[課題 A]
憲法9条についての文章によると、GHQが日本政府に憲法9条案を手渡したのはいつか。
[課題 B]
憲法9条についての文章が、本来の憲法9条が認めているとして挙げる事柄をすべて書き出せ。
[課題 C]
憲法9条についての文章を、最後の文の後から書き継げ。

[本文]
●本来の憲法9条はアメリカと同じであって、自衛権行使の軍隊の保持と自衛のための軍事力の行使を認めている

 

 (1)直近の2つの拙文「敵基地攻撃能力は抑止力にならない。日本は軍を保持して戦略的攻撃力を持たねばならない」(2021.9.25脱・10.29アップ)、「私たちは軍隊を保持して中国、ロシア、北朝鮮の侵略から国と国民を守らねばならない」(2021.10.11脱・11.13アップ)に続いて書いていきたい。

 

 私たちは本来の憲法9条を正しく認識しなくてはならない。それが、中国、ロシア、北朝鮮の侵略から国と国民を守るために不可欠な第一歩であるからだ。本来の憲法9条は自衛権行使のための軍隊の保持を認めているし、自衛のための軍事力の行使を認めている。また、国連安保理決議に基づく多国籍軍に参加して、軍事力を行使(武力行使)して制裁を行うことを認めている。また、国連平和維持活動(PKO)に参加して、国連基準の武力行使を行うことを認めている。GHQが1946年2月13日に、日本政府に手渡した憲法9条案はこういう内容であったのだ。つまり、アメリカのそれと同じである。原文が残っているから明白である。憲法の専門家は知っている。

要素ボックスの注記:
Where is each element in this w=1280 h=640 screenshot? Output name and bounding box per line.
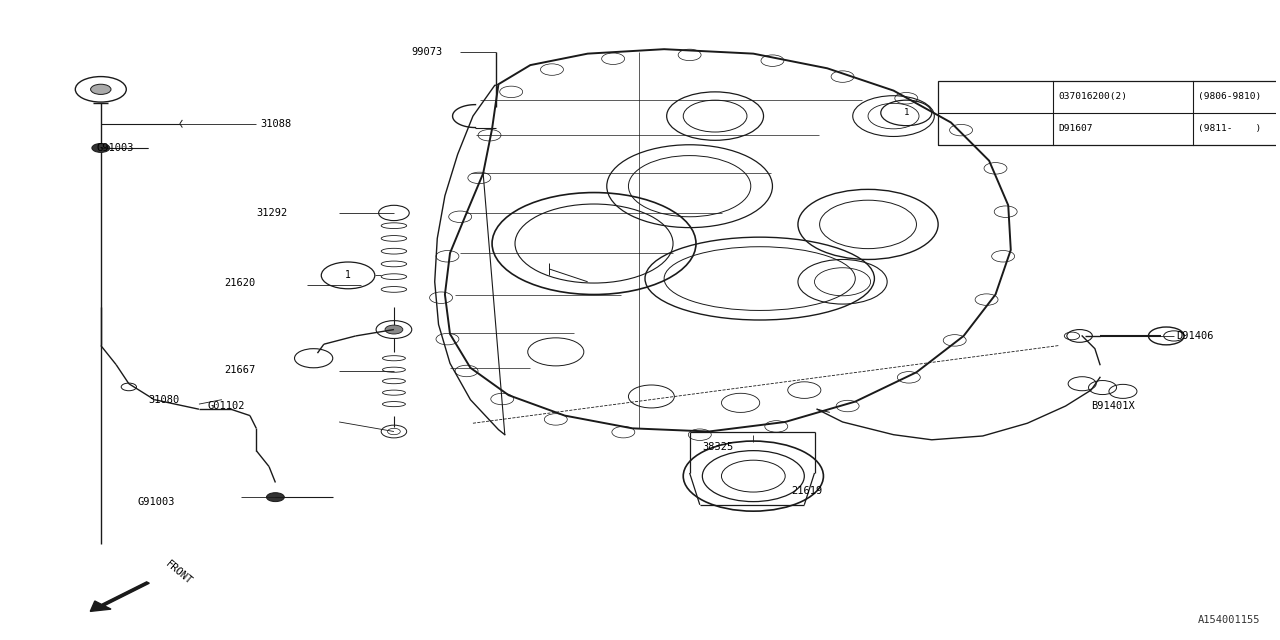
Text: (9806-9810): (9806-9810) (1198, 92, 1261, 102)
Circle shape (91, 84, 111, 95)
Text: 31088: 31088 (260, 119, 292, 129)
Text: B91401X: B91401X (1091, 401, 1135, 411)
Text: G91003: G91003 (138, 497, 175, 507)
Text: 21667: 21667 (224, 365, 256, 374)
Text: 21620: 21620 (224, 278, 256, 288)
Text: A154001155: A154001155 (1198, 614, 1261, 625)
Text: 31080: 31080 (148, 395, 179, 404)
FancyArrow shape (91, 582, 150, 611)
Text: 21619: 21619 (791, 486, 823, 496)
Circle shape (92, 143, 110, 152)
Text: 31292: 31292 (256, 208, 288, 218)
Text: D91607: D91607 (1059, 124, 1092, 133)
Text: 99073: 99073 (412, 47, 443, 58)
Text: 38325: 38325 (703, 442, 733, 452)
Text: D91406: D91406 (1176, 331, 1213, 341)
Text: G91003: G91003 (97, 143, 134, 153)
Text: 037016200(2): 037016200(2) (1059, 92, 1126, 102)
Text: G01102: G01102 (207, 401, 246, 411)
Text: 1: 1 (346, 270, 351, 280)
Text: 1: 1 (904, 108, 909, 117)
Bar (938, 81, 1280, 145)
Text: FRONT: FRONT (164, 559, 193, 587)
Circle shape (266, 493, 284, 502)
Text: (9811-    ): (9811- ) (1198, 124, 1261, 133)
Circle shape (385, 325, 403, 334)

[回答 A]
1946年2月13日。

[回答 B]
・自衛権行使のための軍隊の保持
・自衛のための軍事力の行使
・国連安保理決議に基づく多国籍軍に参加し、軍事力を行使(武力行使)して制裁を行うこと
・国連平和維持活動(PKO)に参加し、国連基準の武力行使を行うこと

[回答 C]
 

 (2)ところが、日本側が日本語訳を誤ったために大混乱が生まれた。憲法9条2項の日本語訳を、自衛権行使のためであっても軍隊の保持を認めないと読めるものにしてしまったからだ。しかし、1946年8月1日の「芦田修正案」によって、事実上GHQの9条案と同じものになった。それが、可決成立したのである。GHQで憲法9条案を作ったケーディス大佐が、芦田均氏にアドバイスを行うことによって、「芦田修正案」となっていったのである(2021.6.3アップの拙文参照)。GHQのマッカーサー元帥も1950年に再三、日本国民に向けて、「憲法9条は当初より、自衛権行使のための軍隊の保持を認めたものである」と声明を出している。また元帥は後の日本政府の憲法調査会に対しても、その旨の書簡を提供している。芦田均氏も1957年12月5日に憲法調査会で修正した目的を証言している。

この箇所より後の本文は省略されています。